Write out all of the data without omission, exactly as shown.

##### Items

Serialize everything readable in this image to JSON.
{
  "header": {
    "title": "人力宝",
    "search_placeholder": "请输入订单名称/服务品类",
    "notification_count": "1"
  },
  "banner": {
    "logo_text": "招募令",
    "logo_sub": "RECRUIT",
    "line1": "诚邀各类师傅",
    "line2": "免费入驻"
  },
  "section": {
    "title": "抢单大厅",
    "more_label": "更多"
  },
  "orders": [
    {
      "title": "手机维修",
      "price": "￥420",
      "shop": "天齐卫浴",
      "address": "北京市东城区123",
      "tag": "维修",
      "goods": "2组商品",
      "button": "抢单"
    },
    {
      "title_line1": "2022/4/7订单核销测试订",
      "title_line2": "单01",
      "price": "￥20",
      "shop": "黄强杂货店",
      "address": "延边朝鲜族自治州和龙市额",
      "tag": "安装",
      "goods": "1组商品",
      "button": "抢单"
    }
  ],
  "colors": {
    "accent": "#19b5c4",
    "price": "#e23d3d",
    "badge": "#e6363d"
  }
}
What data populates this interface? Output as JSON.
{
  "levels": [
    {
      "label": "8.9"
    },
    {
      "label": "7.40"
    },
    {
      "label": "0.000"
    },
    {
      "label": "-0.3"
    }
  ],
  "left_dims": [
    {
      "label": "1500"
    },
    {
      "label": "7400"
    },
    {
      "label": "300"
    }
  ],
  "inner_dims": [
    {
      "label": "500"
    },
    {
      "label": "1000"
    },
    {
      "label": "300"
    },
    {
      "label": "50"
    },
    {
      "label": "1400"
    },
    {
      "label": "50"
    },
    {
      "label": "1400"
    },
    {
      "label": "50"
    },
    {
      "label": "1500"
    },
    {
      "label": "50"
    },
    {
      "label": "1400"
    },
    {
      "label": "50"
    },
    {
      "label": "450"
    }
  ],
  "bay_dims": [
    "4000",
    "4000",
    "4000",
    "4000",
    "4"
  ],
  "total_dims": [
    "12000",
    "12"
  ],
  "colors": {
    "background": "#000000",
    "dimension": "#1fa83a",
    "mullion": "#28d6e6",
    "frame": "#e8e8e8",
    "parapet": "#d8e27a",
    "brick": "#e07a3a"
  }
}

##########

[Result]
Serialize everything readable in this image to JSON.
{
  "header": {
    "title": "人力宝",
    "search_placeholder": "请输入订单名称/服务品类",
    "notification_count": "1"
  },
  "banner": {
    "logo_text": "招募令",
    "logo_sub": "RECRUIT",
    "line1": "诚邀各类师傅",
    "line2": "免费入驻"
  },
  "section": {
    "title": "抢单大厅",
    "more_label": "更多"
  },
  "orders": [
    {
      "title": "手机维修",
      "price": "￥420",
      "shop": "天齐卫浴",
      "address": "北京市东城区123",
      "tag": "维修",
      "goods": "2组商品",
      "button": "抢单"
    },
    {
      "title_line1": "2022/4/7订单核销测试订",
      "title_line2": "单01",
      "price": "￥20",
      "shop": "黄强杂货店",
      "address": "延边朝鲜族自治州和龙市额",
      "tag": "安装",
      "goods": "1组商品",
      "button": "抢单"
    }
  ],
  "colors": {
    "accent": "#19b5c4",
    "price": "#e23d3d",
    "badge": "#e6363d"
  }
}
What data populates this interface? Output as JSON.
{
  "levels": [
    {
      "label": "8.9"
    },
    {
      "label": "7.40"
    },
    {
      "label": "0.000"
    },
    {
      "label": "-0.3"
    }
  ],
  "left_dims": [
    {
      "label": "1500"
    },
    {
      "label": "7400"
    },
    {
      "label": "300"
    }
  ],
  "inner_dims": [
    {
      "label": "500"
    },
    {
      "label": "1000"
    },
    {
      "label": "300"
    },
    {
      "label": "50"
    },
    {
      "label": "1400"
    },
    {
      "label": "50"
    },
    {
      "label": "1400"
    },
    {
      "label": "50"
    },
    {
      "label": "1500"
    },
    {
      "label": "50"
    },
    {
      "label": "1400"
    },
    {
      "label": "50"
    },
    {
      "label": "450"
    }
  ],
  "bay_dims": [
    "4000",
    "4000",
    "4000",
    "4000",
    "4"
  ],
  "total_dims": [
    "12000",
    "12"
  ],
  "colors": {
    "background": "#000000",
    "dimension": "#1fa83a",
    "mullion": "#28d6e6",
    "frame": "#e8e8e8",
    "parapet": "#d8e27a",
    "brick": "#e07a3a"
  }
}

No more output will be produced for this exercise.